==== Task input ====
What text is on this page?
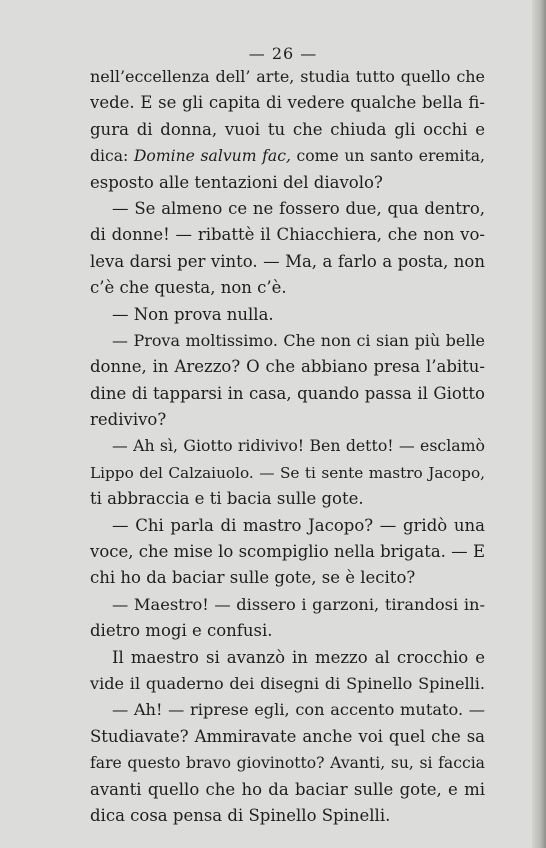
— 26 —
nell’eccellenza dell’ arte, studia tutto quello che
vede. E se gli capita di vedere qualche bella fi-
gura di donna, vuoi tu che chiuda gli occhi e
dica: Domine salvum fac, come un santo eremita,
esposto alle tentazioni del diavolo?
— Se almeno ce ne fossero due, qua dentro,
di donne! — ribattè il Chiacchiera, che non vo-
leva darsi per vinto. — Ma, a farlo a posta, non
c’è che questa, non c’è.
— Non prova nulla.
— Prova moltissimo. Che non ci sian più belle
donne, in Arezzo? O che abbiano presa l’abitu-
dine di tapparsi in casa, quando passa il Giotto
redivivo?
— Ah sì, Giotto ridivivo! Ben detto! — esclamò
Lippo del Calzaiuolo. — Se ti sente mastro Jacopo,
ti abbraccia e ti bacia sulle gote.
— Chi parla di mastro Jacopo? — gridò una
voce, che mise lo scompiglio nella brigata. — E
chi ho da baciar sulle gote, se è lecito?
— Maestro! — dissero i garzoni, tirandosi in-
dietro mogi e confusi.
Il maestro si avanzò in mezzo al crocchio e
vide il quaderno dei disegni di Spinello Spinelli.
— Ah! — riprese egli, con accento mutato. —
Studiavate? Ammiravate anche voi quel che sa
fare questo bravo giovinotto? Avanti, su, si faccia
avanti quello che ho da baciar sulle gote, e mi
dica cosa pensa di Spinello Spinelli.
====
Request:
Every record must be copied exactly, with images dropped from the result.

Exercise result:
What text is on this page?
— 26 —
nell’eccellenza dell’ arte, studia tutto quello che
vede. E se gli capita di vedere qualche bella fi-
gura di donna, vuoi tu che chiuda gli occhi e
dica: Domine salvum fac, come un santo eremita,
esposto alle tentazioni del diavolo?
— Se almeno ce ne fossero due, qua dentro,
di donne! — ribattè il Chiacchiera, che non vo-
leva darsi per vinto. — Ma, a farlo a posta, non
c’è che questa, non c’è.
— Non prova nulla.
— Prova moltissimo. Che non ci sian più belle
donne, in Arezzo? O che abbiano presa l’abitu-
dine di tapparsi in casa, quando passa il Giotto
redivivo?
— Ah sì, Giotto ridivivo! Ben detto! — esclamò
Lippo del Calzaiuolo. — Se ti sente mastro Jacopo,
ti abbraccia e ti bacia sulle gote.
— Chi parla di mastro Jacopo? — gridò una
voce, che mise lo scompiglio nella brigata. — E
chi ho da baciar sulle gote, se è lecito?
— Maestro! — dissero i garzoni, tirandosi in-
dietro mogi e confusi.
Il maestro si avanzò in mezzo al crocchio e
vide il quaderno dei disegni di Spinello Spinelli.
— Ah! — riprese egli, con accento mutato. —
Studiavate? Ammiravate anche voi quel che sa
fare questo bravo giovinotto? Avanti, su, si faccia
avanti quello che ho da baciar sulle gote, e mi
dica cosa pensa di Spinello Spinelli.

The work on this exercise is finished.